─── DATA LINES ───
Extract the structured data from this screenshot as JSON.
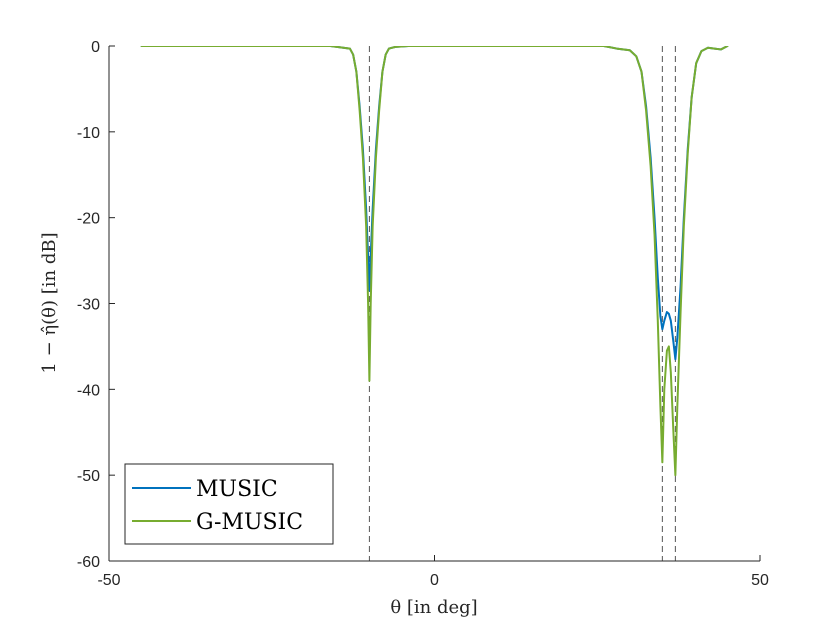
{
  "chart_data": {
    "type": "line",
    "title": "",
    "xlabel": "θ [in deg]",
    "ylabel": "1 − η̂(θ) [in dB]",
    "xlim": [
      -50,
      50
    ],
    "ylim": [
      -60,
      0
    ],
    "x_ticks": [
      -50,
      0,
      50
    ],
    "x_tick_labels": [
      "-50",
      "0",
      "50"
    ],
    "y_ticks": [
      0,
      -10,
      -20,
      -30,
      -40,
      -50,
      -60
    ],
    "y_tick_labels": [
      "0",
      "-10",
      "-20",
      "-30",
      "-40",
      "-50",
      "-60"
    ],
    "grid": false,
    "legend_position": "bottom-left",
    "true_directions": [
      -10,
      35,
      37
    ],
    "series": [
      {
        "name": "MUSIC",
        "color": "#0072BD",
        "x": [
          -45,
          -30,
          -20,
          -16,
          -14,
          -13,
          -12.5,
          -12,
          -11.5,
          -11,
          -10.5,
          -10.2,
          -10,
          -9.8,
          -9.5,
          -9,
          -8.5,
          -8,
          -7.5,
          -7,
          -6,
          -4,
          0,
          10,
          20,
          26,
          28,
          30,
          31,
          31.8,
          32.5,
          33.2,
          33.8,
          34.3,
          34.7,
          35,
          35.3,
          35.7,
          36,
          36.3,
          36.7,
          37,
          37.3,
          37.8,
          38.3,
          38.9,
          39.5,
          40.2,
          41,
          42,
          43,
          44,
          45
        ],
        "y": [
          0,
          0,
          0,
          0,
          -0.2,
          -0.3,
          -1,
          -3,
          -7,
          -12,
          -19,
          -24.5,
          -28.5,
          -24.5,
          -19,
          -12,
          -7,
          -3,
          -1,
          -0.3,
          -0.1,
          0,
          0,
          0,
          0,
          0,
          -0.3,
          -0.5,
          -1.2,
          -3,
          -7,
          -13,
          -20,
          -27,
          -31.5,
          -33,
          -32,
          -31,
          -31.2,
          -32,
          -34.5,
          -36.5,
          -34,
          -28,
          -20,
          -12,
          -6,
          -2,
          -0.6,
          -0.2,
          -0.3,
          -0.4,
          0
        ]
      },
      {
        "name": "G-MUSIC",
        "color": "#77AC30",
        "x": [
          -45,
          -30,
          -20,
          -16,
          -14,
          -13,
          -12.5,
          -12,
          -11.5,
          -11,
          -10.5,
          -10.2,
          -10,
          -9.8,
          -9.5,
          -9,
          -8.5,
          -8,
          -7.5,
          -7,
          -6,
          -4,
          0,
          10,
          20,
          26,
          28,
          30,
          31,
          31.8,
          32.5,
          33.2,
          33.8,
          34.3,
          34.7,
          35,
          35.3,
          35.7,
          36,
          36.3,
          36.7,
          37,
          37.3,
          37.8,
          38.3,
          38.9,
          39.5,
          40.2,
          41,
          42,
          43,
          44,
          45
        ],
        "y": [
          0,
          0,
          0,
          0,
          -0.2,
          -0.3,
          -1,
          -3,
          -7.5,
          -13,
          -21,
          -30,
          -39,
          -30,
          -21,
          -13,
          -7.5,
          -3,
          -1,
          -0.3,
          -0.1,
          0,
          0,
          0,
          0,
          0,
          -0.3,
          -0.5,
          -1.2,
          -3,
          -7.5,
          -14,
          -22,
          -32,
          -42,
          -48.5,
          -40,
          -35.5,
          -35,
          -38,
          -45,
          -50,
          -42,
          -31,
          -21,
          -12.5,
          -6,
          -2,
          -0.6,
          -0.2,
          -0.3,
          -0.4,
          0
        ]
      }
    ]
  }
}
───
- AIM OF THE TASK -
Copy out all the data without changing anything, and drop the pictures.

- TASK RESULT -
Extract the structured data from this screenshot as JSON.
{
  "chart_data": {
    "type": "line",
    "title": "",
    "xlabel": "θ [in deg]",
    "ylabel": "1 − η̂(θ) [in dB]",
    "xlim": [
      -50,
      50
    ],
    "ylim": [
      -60,
      0
    ],
    "x_ticks": [
      -50,
      0,
      50
    ],
    "x_tick_labels": [
      "-50",
      "0",
      "50"
    ],
    "y_ticks": [
      0,
      -10,
      -20,
      -30,
      -40,
      -50,
      -60
    ],
    "y_tick_labels": [
      "0",
      "-10",
      "-20",
      "-30",
      "-40",
      "-50",
      "-60"
    ],
    "grid": false,
    "legend_position": "bottom-left",
    "true_directions": [
      -10,
      35,
      37
    ],
    "series": [
      {
        "name": "MUSIC",
        "color": "#0072BD",
        "x": [
          -45,
          -30,
          -20,
          -16,
          -14,
          -13,
          -12.5,
          -12,
          -11.5,
          -11,
          -10.5,
          -10.2,
          -10,
          -9.8,
          -9.5,
          -9,
          -8.5,
          -8,
          -7.5,
          -7,
          -6,
          -4,
          0,
          10,
          20,
          26,
          28,
          30,
          31,
          31.8,
          32.5,
          33.2,
          33.8,
          34.3,
          34.7,
          35,
          35.3,
          35.7,
          36,
          36.3,
          36.7,
          37,
          37.3,
          37.8,
          38.3,
          38.9,
          39.5,
          40.2,
          41,
          42,
          43,
          44,
          45
        ],
        "y": [
          0,
          0,
          0,
          0,
          -0.2,
          -0.3,
          -1,
          -3,
          -7,
          -12,
          -19,
          -24.5,
          -28.5,
          -24.5,
          -19,
          -12,
          -7,
          -3,
          -1,
          -0.3,
          -0.1,
          0,
          0,
          0,
          0,
          0,
          -0.3,
          -0.5,
          -1.2,
          -3,
          -7,
          -13,
          -20,
          -27,
          -31.5,
          -33,
          -32,
          -31,
          -31.2,
          -32,
          -34.5,
          -36.5,
          -34,
          -28,
          -20,
          -12,
          -6,
          -2,
          -0.6,
          -0.2,
          -0.3,
          -0.4,
          0
        ]
      },
      {
        "name": "G-MUSIC",
        "color": "#77AC30",
        "x": [
          -45,
          -30,
          -20,
          -16,
          -14,
          -13,
          -12.5,
          -12,
          -11.5,
          -11,
          -10.5,
          -10.2,
          -10,
          -9.8,
          -9.5,
          -9,
          -8.5,
          -8,
          -7.5,
          -7,
          -6,
          -4,
          0,
          10,
          20,
          26,
          28,
          30,
          31,
          31.8,
          32.5,
          33.2,
          33.8,
          34.3,
          34.7,
          35,
          35.3,
          35.7,
          36,
          36.3,
          36.7,
          37,
          37.3,
          37.8,
          38.3,
          38.9,
          39.5,
          40.2,
          41,
          42,
          43,
          44,
          45
        ],
        "y": [
          0,
          0,
          0,
          0,
          -0.2,
          -0.3,
          -1,
          -3,
          -7.5,
          -13,
          -21,
          -30,
          -39,
          -30,
          -21,
          -13,
          -7.5,
          -3,
          -1,
          -0.3,
          -0.1,
          0,
          0,
          0,
          0,
          0,
          -0.3,
          -0.5,
          -1.2,
          -3,
          -7.5,
          -14,
          -22,
          -32,
          -42,
          -48.5,
          -40,
          -35.5,
          -35,
          -38,
          -45,
          -50,
          -42,
          -31,
          -21,
          -12.5,
          -6,
          -2,
          -0.6,
          -0.2,
          -0.3,
          -0.4,
          0
        ]
      }
    ]
  }
}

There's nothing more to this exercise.